Goal of the exercise: Leave out the pictures and copy every record exactly.

Data rows:
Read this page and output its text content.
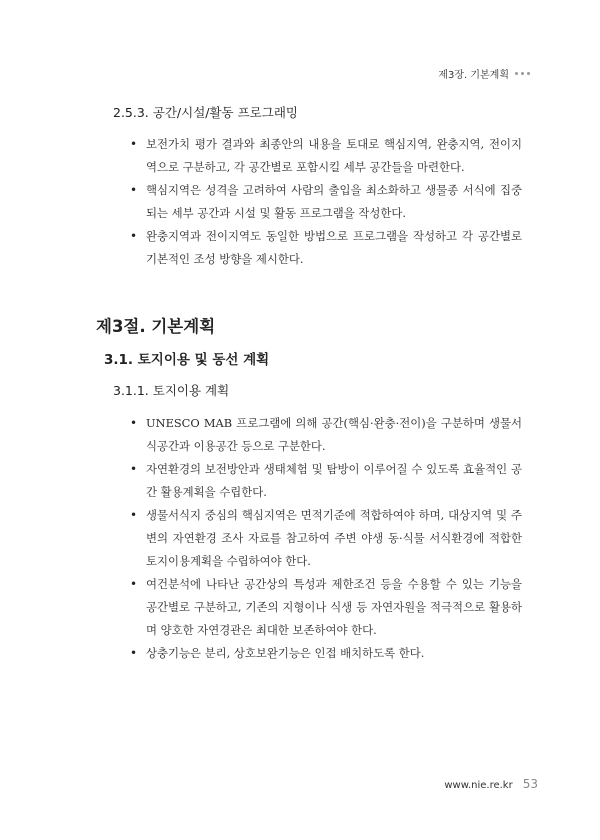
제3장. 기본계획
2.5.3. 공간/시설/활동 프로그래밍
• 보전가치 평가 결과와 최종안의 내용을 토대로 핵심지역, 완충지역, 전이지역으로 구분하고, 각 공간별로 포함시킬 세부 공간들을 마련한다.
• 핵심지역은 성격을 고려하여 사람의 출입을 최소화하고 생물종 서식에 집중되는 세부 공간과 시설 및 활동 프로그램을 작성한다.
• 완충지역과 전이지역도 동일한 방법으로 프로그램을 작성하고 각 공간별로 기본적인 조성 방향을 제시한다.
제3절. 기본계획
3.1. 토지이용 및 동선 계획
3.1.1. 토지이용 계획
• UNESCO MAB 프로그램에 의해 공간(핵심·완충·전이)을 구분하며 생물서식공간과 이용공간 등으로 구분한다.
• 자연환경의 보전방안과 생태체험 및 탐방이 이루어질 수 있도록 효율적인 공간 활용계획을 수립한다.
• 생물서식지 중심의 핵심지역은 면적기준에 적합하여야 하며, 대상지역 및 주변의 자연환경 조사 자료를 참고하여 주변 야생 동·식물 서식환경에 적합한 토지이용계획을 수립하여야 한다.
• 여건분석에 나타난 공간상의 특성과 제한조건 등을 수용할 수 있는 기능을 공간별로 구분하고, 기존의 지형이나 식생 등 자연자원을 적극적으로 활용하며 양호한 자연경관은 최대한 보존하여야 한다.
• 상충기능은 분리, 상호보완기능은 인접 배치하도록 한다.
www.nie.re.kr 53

Problem solution:
Read this page and output its text content.
제3장. 기본계획
2.5.3. 공간/시설/활동 프로그래밍
• 보전가치 평가 결과와 최종안의 내용을 토대로 핵심지역, 완충지역, 전이지역으로 구분하고, 각 공간별로 포함시킬 세부 공간들을 마련한다.
• 핵심지역은 성격을 고려하여 사람의 출입을 최소화하고 생물종 서식에 집중되는 세부 공간과 시설 및 활동 프로그램을 작성한다.
• 완충지역과 전이지역도 동일한 방법으로 프로그램을 작성하고 각 공간별로 기본적인 조성 방향을 제시한다.
제3절. 기본계획
3.1. 토지이용 및 동선 계획
3.1.1. 토지이용 계획
• UNESCO MAB 프로그램에 의해 공간(핵심·완충·전이)을 구분하며 생물서식공간과 이용공간 등으로 구분한다.
• 자연환경의 보전방안과 생태체험 및 탐방이 이루어질 수 있도록 효율적인 공간 활용계획을 수립한다.
• 생물서식지 중심의 핵심지역은 면적기준에 적합하여야 하며, 대상지역 및 주변의 자연환경 조사 자료를 참고하여 주변 야생 동·식물 서식환경에 적합한 토지이용계획을 수립하여야 한다.
• 여건분석에 나타난 공간상의 특성과 제한조건 등을 수용할 수 있는 기능을 공간별로 구분하고, 기존의 지형이나 식생 등 자연자원을 적극적으로 활용하며 양호한 자연경관은 최대한 보존하여야 한다.
• 상충기능은 분리, 상호보완기능은 인접 배치하도록 한다.
www.nie.re.kr 53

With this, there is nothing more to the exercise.